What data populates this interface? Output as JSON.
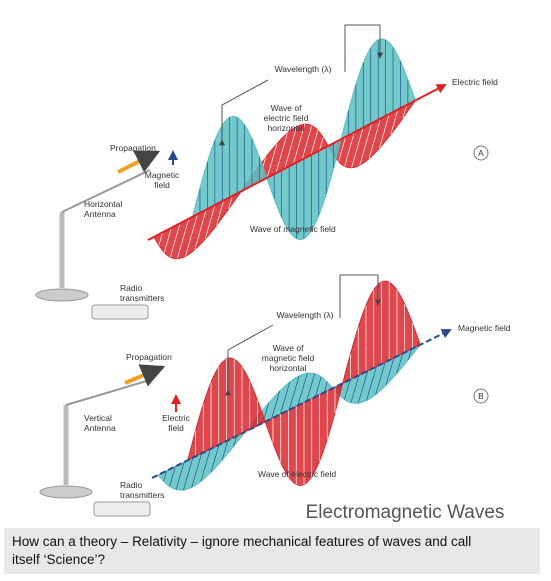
{
  "panel_a": {
    "letter": "A",
    "wavelength": "Wavelength (λ)",
    "axis_label": "Electric field",
    "upper_wave": [
      "Wave of",
      "electric field",
      "horizontal"
    ],
    "propagation": "Propagation",
    "side_field": [
      "Magnetic",
      "field"
    ],
    "antenna": [
      "Horizontal",
      "Antenna"
    ],
    "lower_wave": "Wave of magnetic field",
    "transmitter": [
      "Radio",
      "transmitters"
    ]
  },
  "panel_b": {
    "letter": "B",
    "wavelength": "Wavelength (λ)",
    "axis_label": "Magnetic field",
    "upper_wave": [
      "Wave of",
      "magnetic field",
      "horizontal"
    ],
    "propagation": "Propagation",
    "side_field": [
      "Electric",
      "field"
    ],
    "antenna": [
      "Vertical",
      "Antenna"
    ],
    "lower_wave": "Wave of electric field",
    "transmitter": [
      "Radio",
      "transmitters"
    ]
  },
  "title": "Electromagnetic Waves",
  "caption": [
    "How can a theory – Relativity – ignore mechanical features of waves and call",
    "itself ‘Science’?"
  ]
}
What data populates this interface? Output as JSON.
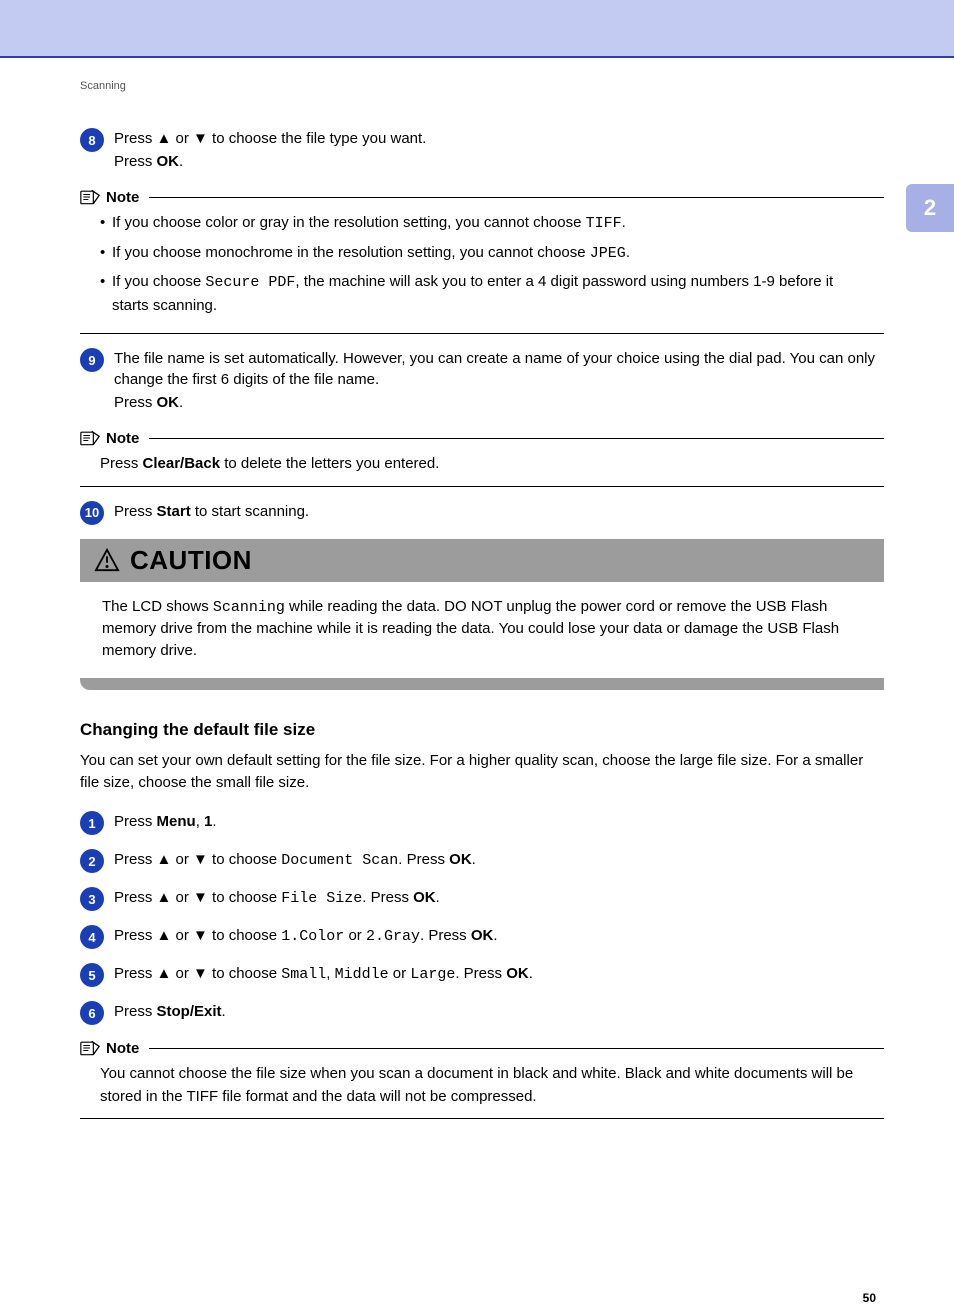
{
  "header": {
    "running": "Scanning"
  },
  "sidetab": {
    "chapter": "2"
  },
  "steps_a": [
    {
      "num": "8",
      "lines": [
        "Press ▲ or ▼ to choose the file type you want.",
        "Press <b>OK</b>."
      ]
    }
  ],
  "note1": {
    "label": "Note",
    "items": [
      "If you choose color or gray in the resolution setting, you cannot choose <span class='mono'>TIFF</span>.",
      "If you choose monochrome in the resolution setting, you cannot choose <span class='mono'>JPEG</span>.",
      "If you choose <span class='mono'>Secure PDF</span>, the machine will ask you to enter a 4 digit password using numbers 1-9 before it starts scanning."
    ]
  },
  "steps_b": [
    {
      "num": "9",
      "lines": [
        "The file name is set automatically. However, you can create a name of your choice using the dial pad. You can only change the first 6 digits of the file name.",
        "Press <b>OK</b>."
      ]
    }
  ],
  "note2": {
    "label": "Note",
    "text": "Press <b>Clear/Back</b> to delete the letters you entered."
  },
  "steps_c": [
    {
      "num": "10",
      "lines": [
        "Press <b>Start</b> to start scanning."
      ]
    }
  ],
  "caution": {
    "label": "CAUTION",
    "text": "The LCD shows <span class='mono'>Scanning</span> while reading the data. DO NOT unplug the power cord or remove the USB Flash memory drive from the machine while it is reading the data. You could lose your data or damage the USB Flash memory drive."
  },
  "section": {
    "heading": "Changing the default file size",
    "intro": "You can set your own default setting for the file size. For a higher quality scan, choose the large file size. For a smaller file size, choose the small file size."
  },
  "steps_d": [
    {
      "num": "1",
      "lines": [
        "Press <b>Menu</b>, <b>1</b>."
      ]
    },
    {
      "num": "2",
      "lines": [
        "Press ▲ or ▼ to choose <span class='mono'>Document Scan</span>. Press <b>OK</b>."
      ]
    },
    {
      "num": "3",
      "lines": [
        "Press ▲ or ▼ to choose <span class='mono'>File Size</span>. Press <b>OK</b>."
      ]
    },
    {
      "num": "4",
      "lines": [
        "Press ▲ or ▼ to choose <span class='mono'>1.Color</span> or <span class='mono'>2.Gray</span>. Press <b>OK</b>."
      ]
    },
    {
      "num": "5",
      "lines": [
        "Press ▲ or ▼ to choose <span class='mono'>Small</span>, <span class='mono'>Middle</span> or <span class='mono'>Large</span>. Press <b>OK</b>."
      ]
    },
    {
      "num": "6",
      "lines": [
        "Press <b>Stop/Exit</b>."
      ]
    }
  ],
  "note3": {
    "label": "Note",
    "text": "You cannot choose the file size when you scan a document in black and white. Black and white documents will be stored in the TIFF file format and the data will not be compressed."
  },
  "footer": {
    "page": "50"
  },
  "colors": {
    "topbar": "#c4cbf3",
    "topbar_border": "#2e3daf",
    "sidetab_bg": "#a7b0e5",
    "step_circle": "#1a3fb5",
    "caution_bg": "#9c9c9c"
  }
}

== == ==

Leave out the pictures and print each record exactly as it stands.

What data populates this interface? Output as JSON.
{
  "panel_a": {
    "letter": "A",
    "wavelength": "Wavelength (λ)",
    "axis_label": "Electric field",
    "upper_wave": [
      "Wave of",
      "electric field",
      "horizontal"
    ],
    "propagation": "Propagation",
    "side_field": [
      "Magnetic",
      "field"
    ],
    "antenna": [
      "Horizontal",
      "Antenna"
    ],
    "lower_wave": "Wave of magnetic field",
    "transmitter": [
      "Radio",
      "transmitters"
    ]
  },
  "panel_b": {
    "letter": "B",
    "wavelength": "Wavelength (λ)",
    "axis_label": "Magnetic field",
    "upper_wave": [
      "Wave of",
      "magnetic field",
      "horizontal"
    ],
    "propagation": "Propagation",
    "side_field": [
      "Electric",
      "field"
    ],
    "antenna": [
      "Vertical",
      "Antenna"
    ],
    "lower_wave": "Wave of electric field",
    "transmitter": [
      "Radio",
      "transmitters"
    ]
  },
  "title": "Electromagnetic Waves",
  "caption": [
    "How can a theory – Relativity – ignore mechanical features of waves and call",
    "itself ‘Science’?"
  ]
}
What data populates this interface? Output as JSON.
{
  "header": {
    "running": "Scanning"
  },
  "sidetab": {
    "chapter": "2"
  },
  "steps_a": [
    {
      "num": "8",
      "lines": [
        "Press ▲ or ▼ to choose the file type you want.",
        "Press <b>OK</b>."
      ]
    }
  ],
  "note1": {
    "label": "Note",
    "items": [
      "If you choose color or gray in the resolution setting, you cannot choose <span class='mono'>TIFF</span>.",
      "If you choose monochrome in the resolution setting, you cannot choose <span class='mono'>JPEG</span>.",
      "If you choose <span class='mono'>Secure PDF</span>, the machine will ask you to enter a 4 digit password using numbers 1-9 before it starts scanning."
    ]
  },
  "steps_b": [
    {
      "num": "9",
      "lines": [
        "The file name is set automatically. However, you can create a name of your choice using the dial pad. You can only change the first 6 digits of the file name.",
        "Press <b>OK</b>."
      ]
    }
  ],
  "note2": {
    "label": "Note",
    "text": "Press <b>Clear/Back</b> to delete the letters you entered."
  },
  "steps_c": [
    {
      "num": "10",
      "lines": [
        "Press <b>Start</b> to start scanning."
      ]
    }
  ],
  "caution": {
    "label": "CAUTION",
    "text": "The LCD shows <span class='mono'>Scanning</span> while reading the data. DO NOT unplug the power cord or remove the USB Flash memory drive from the machine while it is reading the data. You could lose your data or damage the USB Flash memory drive."
  },
  "section": {
    "heading": "Changing the default file size",
    "intro": "You can set your own default setting for the file size. For a higher quality scan, choose the large file size. For a smaller file size, choose the small file size."
  },
  "steps_d": [
    {
      "num": "1",
      "lines": [
        "Press <b>Menu</b>, <b>1</b>."
      ]
    },
    {
      "num": "2",
      "lines": [
        "Press ▲ or ▼ to choose <span class='mono'>Document Scan</span>. Press <b>OK</b>."
      ]
    },
    {
      "num": "3",
      "lines": [
        "Press ▲ or ▼ to choose <span class='mono'>File Size</span>. Press <b>OK</b>."
      ]
    },
    {
      "num": "4",
      "lines": [
        "Press ▲ or ▼ to choose <span class='mono'>1.Color</span> or <span class='mono'>2.Gray</span>. Press <b>OK</b>."
      ]
    },
    {
      "num": "5",
      "lines": [
        "Press ▲ or ▼ to choose <span class='mono'>Small</span>, <span class='mono'>Middle</span> or <span class='mono'>Large</span>. Press <b>OK</b>."
      ]
    },
    {
      "num": "6",
      "lines": [
        "Press <b>Stop/Exit</b>."
      ]
    }
  ],
  "note3": {
    "label": "Note",
    "text": "You cannot choose the file size when you scan a document in black and white. Black and white documents will be stored in the TIFF file format and the data will not be compressed."
  },
  "footer": {
    "page": "50"
  },
  "colors": {
    "topbar": "#c4cbf3",
    "topbar_border": "#2e3daf",
    "sidetab_bg": "#a7b0e5",
    "step_circle": "#1a3fb5",
    "caution_bg": "#9c9c9c"
  }
}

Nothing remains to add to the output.